(MATERIAL FOR THIS TASK Opens)

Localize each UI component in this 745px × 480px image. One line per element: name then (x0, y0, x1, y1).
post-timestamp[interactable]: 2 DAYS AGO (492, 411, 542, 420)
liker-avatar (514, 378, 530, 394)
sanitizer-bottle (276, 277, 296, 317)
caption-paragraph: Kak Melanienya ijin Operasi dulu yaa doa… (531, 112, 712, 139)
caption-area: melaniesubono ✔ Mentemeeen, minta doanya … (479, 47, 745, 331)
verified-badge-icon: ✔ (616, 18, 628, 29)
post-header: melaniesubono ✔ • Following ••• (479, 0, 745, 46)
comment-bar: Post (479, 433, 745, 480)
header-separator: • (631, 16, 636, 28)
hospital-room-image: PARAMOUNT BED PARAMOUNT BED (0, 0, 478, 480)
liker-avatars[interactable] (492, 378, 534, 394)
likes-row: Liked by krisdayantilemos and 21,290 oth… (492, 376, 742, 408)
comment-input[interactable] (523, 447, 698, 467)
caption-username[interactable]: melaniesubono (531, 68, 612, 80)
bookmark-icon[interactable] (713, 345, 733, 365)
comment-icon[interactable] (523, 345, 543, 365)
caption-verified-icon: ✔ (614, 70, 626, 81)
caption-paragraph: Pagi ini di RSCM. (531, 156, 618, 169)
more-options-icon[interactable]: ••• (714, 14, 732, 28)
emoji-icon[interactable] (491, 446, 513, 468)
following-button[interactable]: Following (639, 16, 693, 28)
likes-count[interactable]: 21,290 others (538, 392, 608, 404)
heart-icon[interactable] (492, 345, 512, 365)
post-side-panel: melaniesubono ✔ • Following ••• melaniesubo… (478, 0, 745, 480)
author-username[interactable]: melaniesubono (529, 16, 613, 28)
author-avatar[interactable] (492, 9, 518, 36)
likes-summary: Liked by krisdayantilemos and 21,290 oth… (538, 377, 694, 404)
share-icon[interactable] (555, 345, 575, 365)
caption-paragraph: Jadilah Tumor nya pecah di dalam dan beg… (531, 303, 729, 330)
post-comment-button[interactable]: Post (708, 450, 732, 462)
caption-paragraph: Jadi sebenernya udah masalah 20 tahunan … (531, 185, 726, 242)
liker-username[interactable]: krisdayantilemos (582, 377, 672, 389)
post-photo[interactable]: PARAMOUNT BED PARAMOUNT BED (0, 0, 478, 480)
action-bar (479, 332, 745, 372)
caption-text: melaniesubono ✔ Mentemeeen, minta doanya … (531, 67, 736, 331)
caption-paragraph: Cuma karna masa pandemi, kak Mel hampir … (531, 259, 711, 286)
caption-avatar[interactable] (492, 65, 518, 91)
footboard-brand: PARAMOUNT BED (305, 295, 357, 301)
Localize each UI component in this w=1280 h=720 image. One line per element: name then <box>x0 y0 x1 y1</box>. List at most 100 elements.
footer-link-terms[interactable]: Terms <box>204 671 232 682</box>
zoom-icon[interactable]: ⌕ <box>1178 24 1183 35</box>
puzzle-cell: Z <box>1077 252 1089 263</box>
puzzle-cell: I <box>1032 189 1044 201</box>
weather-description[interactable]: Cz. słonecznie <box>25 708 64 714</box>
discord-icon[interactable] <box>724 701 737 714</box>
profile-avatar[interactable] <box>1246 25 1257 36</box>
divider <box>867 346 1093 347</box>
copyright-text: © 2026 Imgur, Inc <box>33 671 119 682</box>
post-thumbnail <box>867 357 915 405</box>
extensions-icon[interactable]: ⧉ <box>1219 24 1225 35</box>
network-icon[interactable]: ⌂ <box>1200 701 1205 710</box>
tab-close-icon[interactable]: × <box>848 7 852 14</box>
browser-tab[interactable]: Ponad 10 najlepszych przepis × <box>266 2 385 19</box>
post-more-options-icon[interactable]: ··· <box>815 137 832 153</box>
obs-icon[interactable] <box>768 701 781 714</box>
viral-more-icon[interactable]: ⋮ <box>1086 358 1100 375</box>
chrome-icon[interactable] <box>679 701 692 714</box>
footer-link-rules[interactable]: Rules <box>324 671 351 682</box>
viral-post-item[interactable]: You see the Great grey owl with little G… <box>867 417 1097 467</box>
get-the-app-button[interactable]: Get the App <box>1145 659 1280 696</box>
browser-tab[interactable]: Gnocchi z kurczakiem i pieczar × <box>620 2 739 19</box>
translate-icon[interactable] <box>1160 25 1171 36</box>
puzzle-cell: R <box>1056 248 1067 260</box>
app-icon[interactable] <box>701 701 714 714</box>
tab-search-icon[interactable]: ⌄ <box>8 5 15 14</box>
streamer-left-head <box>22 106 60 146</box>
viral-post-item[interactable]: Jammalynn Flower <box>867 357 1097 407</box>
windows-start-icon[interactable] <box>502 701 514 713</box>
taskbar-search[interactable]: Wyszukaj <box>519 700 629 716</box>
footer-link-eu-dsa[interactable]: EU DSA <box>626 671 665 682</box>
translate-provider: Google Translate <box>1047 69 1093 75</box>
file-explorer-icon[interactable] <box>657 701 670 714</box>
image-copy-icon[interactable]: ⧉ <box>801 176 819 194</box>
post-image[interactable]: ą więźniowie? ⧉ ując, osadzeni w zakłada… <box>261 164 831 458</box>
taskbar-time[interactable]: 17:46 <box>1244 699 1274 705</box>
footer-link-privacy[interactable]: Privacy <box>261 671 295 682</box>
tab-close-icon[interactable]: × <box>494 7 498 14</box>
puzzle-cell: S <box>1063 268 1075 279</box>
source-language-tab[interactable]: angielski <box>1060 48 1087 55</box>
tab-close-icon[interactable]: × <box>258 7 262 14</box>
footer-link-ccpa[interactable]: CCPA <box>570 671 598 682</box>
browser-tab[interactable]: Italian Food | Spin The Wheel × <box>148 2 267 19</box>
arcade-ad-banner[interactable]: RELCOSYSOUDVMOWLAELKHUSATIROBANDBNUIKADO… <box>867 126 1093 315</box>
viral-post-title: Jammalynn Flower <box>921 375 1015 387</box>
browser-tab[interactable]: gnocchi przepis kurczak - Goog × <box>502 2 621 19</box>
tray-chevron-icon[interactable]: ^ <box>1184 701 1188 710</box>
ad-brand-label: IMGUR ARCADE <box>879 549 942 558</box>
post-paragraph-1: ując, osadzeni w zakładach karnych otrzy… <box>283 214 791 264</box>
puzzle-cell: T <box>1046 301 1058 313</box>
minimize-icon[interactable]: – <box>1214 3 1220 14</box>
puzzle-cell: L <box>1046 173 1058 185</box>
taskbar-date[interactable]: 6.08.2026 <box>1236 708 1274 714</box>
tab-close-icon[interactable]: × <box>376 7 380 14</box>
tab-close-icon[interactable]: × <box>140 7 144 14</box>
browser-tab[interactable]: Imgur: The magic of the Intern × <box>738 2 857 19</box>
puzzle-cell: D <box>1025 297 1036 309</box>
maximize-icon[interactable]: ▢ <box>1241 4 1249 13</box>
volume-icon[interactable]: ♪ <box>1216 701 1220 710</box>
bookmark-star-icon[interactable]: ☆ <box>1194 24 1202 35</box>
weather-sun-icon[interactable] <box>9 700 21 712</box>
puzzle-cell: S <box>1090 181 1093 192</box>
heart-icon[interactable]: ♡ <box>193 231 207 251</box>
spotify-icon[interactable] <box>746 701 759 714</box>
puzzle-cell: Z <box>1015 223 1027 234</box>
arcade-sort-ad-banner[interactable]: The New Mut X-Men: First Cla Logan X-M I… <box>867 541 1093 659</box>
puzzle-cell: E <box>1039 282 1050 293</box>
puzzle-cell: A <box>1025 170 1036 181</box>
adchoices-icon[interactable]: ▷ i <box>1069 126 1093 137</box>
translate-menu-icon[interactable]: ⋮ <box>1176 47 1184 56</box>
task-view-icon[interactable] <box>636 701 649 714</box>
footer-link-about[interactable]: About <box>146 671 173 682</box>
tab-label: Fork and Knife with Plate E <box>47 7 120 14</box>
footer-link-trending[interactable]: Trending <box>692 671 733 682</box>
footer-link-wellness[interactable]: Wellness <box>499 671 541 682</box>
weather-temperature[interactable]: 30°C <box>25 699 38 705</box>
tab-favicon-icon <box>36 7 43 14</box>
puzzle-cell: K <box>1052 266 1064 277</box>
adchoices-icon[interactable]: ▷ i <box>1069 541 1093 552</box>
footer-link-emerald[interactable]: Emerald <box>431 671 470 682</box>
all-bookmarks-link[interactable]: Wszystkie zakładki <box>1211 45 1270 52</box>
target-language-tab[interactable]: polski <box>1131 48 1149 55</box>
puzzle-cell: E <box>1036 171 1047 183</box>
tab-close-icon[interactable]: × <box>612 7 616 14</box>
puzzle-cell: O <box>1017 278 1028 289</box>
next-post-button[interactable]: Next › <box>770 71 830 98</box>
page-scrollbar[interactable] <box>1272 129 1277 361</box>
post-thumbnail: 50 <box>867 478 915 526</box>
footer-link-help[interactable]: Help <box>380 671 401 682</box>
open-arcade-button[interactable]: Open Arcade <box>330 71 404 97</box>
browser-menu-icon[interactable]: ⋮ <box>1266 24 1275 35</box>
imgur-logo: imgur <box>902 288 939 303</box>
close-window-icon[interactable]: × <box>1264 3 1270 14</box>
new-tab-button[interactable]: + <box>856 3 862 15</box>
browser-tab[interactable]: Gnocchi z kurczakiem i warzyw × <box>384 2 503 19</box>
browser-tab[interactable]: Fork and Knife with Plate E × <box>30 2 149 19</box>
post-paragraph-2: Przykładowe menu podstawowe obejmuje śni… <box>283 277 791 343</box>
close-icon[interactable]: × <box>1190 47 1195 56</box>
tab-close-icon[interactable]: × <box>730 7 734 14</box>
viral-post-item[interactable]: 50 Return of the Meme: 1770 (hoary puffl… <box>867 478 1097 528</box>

(MATERIAL FOR THIS TASK Closes)

- GOAL OF THE EXERCISE:
Scan the listing for "then" and copy out each line that has it.

- EXPECTED OUTPUT:
Localize each UI component in this 745px × 480px image. One line per element: name then (x0, y0, x1, y1).
Localize each UI component in this w=1280 h=720 image. One line per element: name then <box>x0 y0 x1 y1</box>. List at most 100 elements.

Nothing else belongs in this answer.